* [Exercise aim]
Pictures do not belong in the copy; restate the records below word for word.

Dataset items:
______
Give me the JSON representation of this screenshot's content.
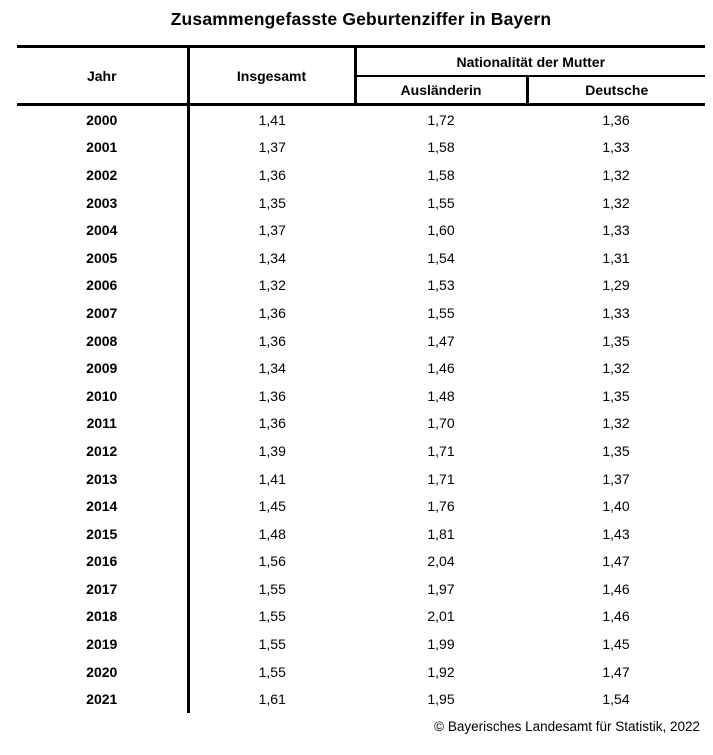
{
  "title": "Zusammengefasste Geburtenziffer in Bayern",
  "footer": "© Bayerisches Landesamt für Statistik, 2022",
  "colors": {
    "text": "#000000",
    "background": "#ffffff",
    "border": "#000000"
  },
  "table": {
    "col_jahr": "Jahr",
    "col_insgesamt": "Insgesamt",
    "group_nationalitaet": "Nationalität der Mutter",
    "col_auslaenderin": "Ausländerin",
    "col_deutsche": "Deutsche",
    "rows": [
      {
        "jahr": "2000",
        "insgesamt": "1,41",
        "auslaenderin": "1,72",
        "deutsche": "1,36"
      },
      {
        "jahr": "2001",
        "insgesamt": "1,37",
        "auslaenderin": "1,58",
        "deutsche": "1,33"
      },
      {
        "jahr": "2002",
        "insgesamt": "1,36",
        "auslaenderin": "1,58",
        "deutsche": "1,32"
      },
      {
        "jahr": "2003",
        "insgesamt": "1,35",
        "auslaenderin": "1,55",
        "deutsche": "1,32"
      },
      {
        "jahr": "2004",
        "insgesamt": "1,37",
        "auslaenderin": "1,60",
        "deutsche": "1,33"
      },
      {
        "jahr": "2005",
        "insgesamt": "1,34",
        "auslaenderin": "1,54",
        "deutsche": "1,31"
      },
      {
        "jahr": "2006",
        "insgesamt": "1,32",
        "auslaenderin": "1,53",
        "deutsche": "1,29"
      },
      {
        "jahr": "2007",
        "insgesamt": "1,36",
        "auslaenderin": "1,55",
        "deutsche": "1,33"
      },
      {
        "jahr": "2008",
        "insgesamt": "1,36",
        "auslaenderin": "1,47",
        "deutsche": "1,35"
      },
      {
        "jahr": "2009",
        "insgesamt": "1,34",
        "auslaenderin": "1,46",
        "deutsche": "1,32"
      },
      {
        "jahr": "2010",
        "insgesamt": "1,36",
        "auslaenderin": "1,48",
        "deutsche": "1,35"
      },
      {
        "jahr": "2011",
        "insgesamt": "1,36",
        "auslaenderin": "1,70",
        "deutsche": "1,32"
      },
      {
        "jahr": "2012",
        "insgesamt": "1,39",
        "auslaenderin": "1,71",
        "deutsche": "1,35"
      },
      {
        "jahr": "2013",
        "insgesamt": "1,41",
        "auslaenderin": "1,71",
        "deutsche": "1,37"
      },
      {
        "jahr": "2014",
        "insgesamt": "1,45",
        "auslaenderin": "1,76",
        "deutsche": "1,40"
      },
      {
        "jahr": "2015",
        "insgesamt": "1,48",
        "auslaenderin": "1,81",
        "deutsche": "1,43"
      },
      {
        "jahr": "2016",
        "insgesamt": "1,56",
        "auslaenderin": "2,04",
        "deutsche": "1,47"
      },
      {
        "jahr": "2017",
        "insgesamt": "1,55",
        "auslaenderin": "1,97",
        "deutsche": "1,46"
      },
      {
        "jahr": "2018",
        "insgesamt": "1,55",
        "auslaenderin": "2,01",
        "deutsche": "1,46"
      },
      {
        "jahr": "2019",
        "insgesamt": "1,55",
        "auslaenderin": "1,99",
        "deutsche": "1,45"
      },
      {
        "jahr": "2020",
        "insgesamt": "1,55",
        "auslaenderin": "1,92",
        "deutsche": "1,47"
      },
      {
        "jahr": "2021",
        "insgesamt": "1,61",
        "auslaenderin": "1,95",
        "deutsche": "1,54"
      }
    ]
  },
  "chart_data": {
    "type": "table",
    "title": "Zusammengefasste Geburtenziffer in Bayern",
    "columns": [
      "Jahr",
      "Insgesamt",
      "Ausländerin",
      "Deutsche"
    ],
    "column_groups": [
      {
        "label": "Nationalität der Mutter",
        "columns": [
          "Ausländerin",
          "Deutsche"
        ]
      }
    ],
    "rows": [
      [
        2000,
        1.41,
        1.72,
        1.36
      ],
      [
        2001,
        1.37,
        1.58,
        1.33
      ],
      [
        2002,
        1.36,
        1.58,
        1.32
      ],
      [
        2003,
        1.35,
        1.55,
        1.32
      ],
      [
        2004,
        1.37,
        1.6,
        1.33
      ],
      [
        2005,
        1.34,
        1.54,
        1.31
      ],
      [
        2006,
        1.32,
        1.53,
        1.29
      ],
      [
        2007,
        1.36,
        1.55,
        1.33
      ],
      [
        2008,
        1.36,
        1.47,
        1.35
      ],
      [
        2009,
        1.34,
        1.46,
        1.32
      ],
      [
        2010,
        1.36,
        1.48,
        1.35
      ],
      [
        2011,
        1.36,
        1.7,
        1.32
      ],
      [
        2012,
        1.39,
        1.71,
        1.35
      ],
      [
        2013,
        1.41,
        1.71,
        1.37
      ],
      [
        2014,
        1.45,
        1.76,
        1.4
      ],
      [
        2015,
        1.48,
        1.81,
        1.43
      ],
      [
        2016,
        1.56,
        2.04,
        1.47
      ],
      [
        2017,
        1.55,
        1.97,
        1.46
      ],
      [
        2018,
        1.55,
        2.01,
        1.46
      ],
      [
        2019,
        1.55,
        1.99,
        1.45
      ],
      [
        2020,
        1.55,
        1.92,
        1.47
      ],
      [
        2021,
        1.61,
        1.95,
        1.54
      ]
    ],
    "decimal_separator": ",",
    "source_note": "© Bayerisches Landesamt für Statistik, 2022"
  }
}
______
* [Right answer]
Give me the JSON representation of this screenshot's content.
{
  "title": "Zusammengefasste Geburtenziffer in Bayern",
  "footer": "© Bayerisches Landesamt für Statistik, 2022",
  "colors": {
    "text": "#000000",
    "background": "#ffffff",
    "border": "#000000"
  },
  "table": {
    "col_jahr": "Jahr",
    "col_insgesamt": "Insgesamt",
    "group_nationalitaet": "Nationalität der Mutter",
    "col_auslaenderin": "Ausländerin",
    "col_deutsche": "Deutsche",
    "rows": [
      {
        "jahr": "2000",
        "insgesamt": "1,41",
        "auslaenderin": "1,72",
        "deutsche": "1,36"
      },
      {
        "jahr": "2001",
        "insgesamt": "1,37",
        "auslaenderin": "1,58",
        "deutsche": "1,33"
      },
      {
        "jahr": "2002",
        "insgesamt": "1,36",
        "auslaenderin": "1,58",
        "deutsche": "1,32"
      },
      {
        "jahr": "2003",
        "insgesamt": "1,35",
        "auslaenderin": "1,55",
        "deutsche": "1,32"
      },
      {
        "jahr": "2004",
        "insgesamt": "1,37",
        "auslaenderin": "1,60",
        "deutsche": "1,33"
      },
      {
        "jahr": "2005",
        "insgesamt": "1,34",
        "auslaenderin": "1,54",
        "deutsche": "1,31"
      },
      {
        "jahr": "2006",
        "insgesamt": "1,32",
        "auslaenderin": "1,53",
        "deutsche": "1,29"
      },
      {
        "jahr": "2007",
        "insgesamt": "1,36",
        "auslaenderin": "1,55",
        "deutsche": "1,33"
      },
      {
        "jahr": "2008",
        "insgesamt": "1,36",
        "auslaenderin": "1,47",
        "deutsche": "1,35"
      },
      {
        "jahr": "2009",
        "insgesamt": "1,34",
        "auslaenderin": "1,46",
        "deutsche": "1,32"
      },
      {
        "jahr": "2010",
        "insgesamt": "1,36",
        "auslaenderin": "1,48",
        "deutsche": "1,35"
      },
      {
        "jahr": "2011",
        "insgesamt": "1,36",
        "auslaenderin": "1,70",
        "deutsche": "1,32"
      },
      {
        "jahr": "2012",
        "insgesamt": "1,39",
        "auslaenderin": "1,71",
        "deutsche": "1,35"
      },
      {
        "jahr": "2013",
        "insgesamt": "1,41",
        "auslaenderin": "1,71",
        "deutsche": "1,37"
      },
      {
        "jahr": "2014",
        "insgesamt": "1,45",
        "auslaenderin": "1,76",
        "deutsche": "1,40"
      },
      {
        "jahr": "2015",
        "insgesamt": "1,48",
        "auslaenderin": "1,81",
        "deutsche": "1,43"
      },
      {
        "jahr": "2016",
        "insgesamt": "1,56",
        "auslaenderin": "2,04",
        "deutsche": "1,47"
      },
      {
        "jahr": "2017",
        "insgesamt": "1,55",
        "auslaenderin": "1,97",
        "deutsche": "1,46"
      },
      {
        "jahr": "2018",
        "insgesamt": "1,55",
        "auslaenderin": "2,01",
        "deutsche": "1,46"
      },
      {
        "jahr": "2019",
        "insgesamt": "1,55",
        "auslaenderin": "1,99",
        "deutsche": "1,45"
      },
      {
        "jahr": "2020",
        "insgesamt": "1,55",
        "auslaenderin": "1,92",
        "deutsche": "1,47"
      },
      {
        "jahr": "2021",
        "insgesamt": "1,61",
        "auslaenderin": "1,95",
        "deutsche": "1,54"
      }
    ]
  },
  "chart_data": {
    "type": "table",
    "title": "Zusammengefasste Geburtenziffer in Bayern",
    "columns": [
      "Jahr",
      "Insgesamt",
      "Ausländerin",
      "Deutsche"
    ],
    "column_groups": [
      {
        "label": "Nationalität der Mutter",
        "columns": [
          "Ausländerin",
          "Deutsche"
        ]
      }
    ],
    "rows": [
      [
        2000,
        1.41,
        1.72,
        1.36
      ],
      [
        2001,
        1.37,
        1.58,
        1.33
      ],
      [
        2002,
        1.36,
        1.58,
        1.32
      ],
      [
        2003,
        1.35,
        1.55,
        1.32
      ],
      [
        2004,
        1.37,
        1.6,
        1.33
      ],
      [
        2005,
        1.34,
        1.54,
        1.31
      ],
      [
        2006,
        1.32,
        1.53,
        1.29
      ],
      [
        2007,
        1.36,
        1.55,
        1.33
      ],
      [
        2008,
        1.36,
        1.47,
        1.35
      ],
      [
        2009,
        1.34,
        1.46,
        1.32
      ],
      [
        2010,
        1.36,
        1.48,
        1.35
      ],
      [
        2011,
        1.36,
        1.7,
        1.32
      ],
      [
        2012,
        1.39,
        1.71,
        1.35
      ],
      [
        2013,
        1.41,
        1.71,
        1.37
      ],
      [
        2014,
        1.45,
        1.76,
        1.4
      ],
      [
        2015,
        1.48,
        1.81,
        1.43
      ],
      [
        2016,
        1.56,
        2.04,
        1.47
      ],
      [
        2017,
        1.55,
        1.97,
        1.46
      ],
      [
        2018,
        1.55,
        2.01,
        1.46
      ],
      [
        2019,
        1.55,
        1.99,
        1.45
      ],
      [
        2020,
        1.55,
        1.92,
        1.47
      ],
      [
        2021,
        1.61,
        1.95,
        1.54
      ]
    ],
    "decimal_separator": ",",
    "source_note": "© Bayerisches Landesamt für Statistik, 2022"
  }
}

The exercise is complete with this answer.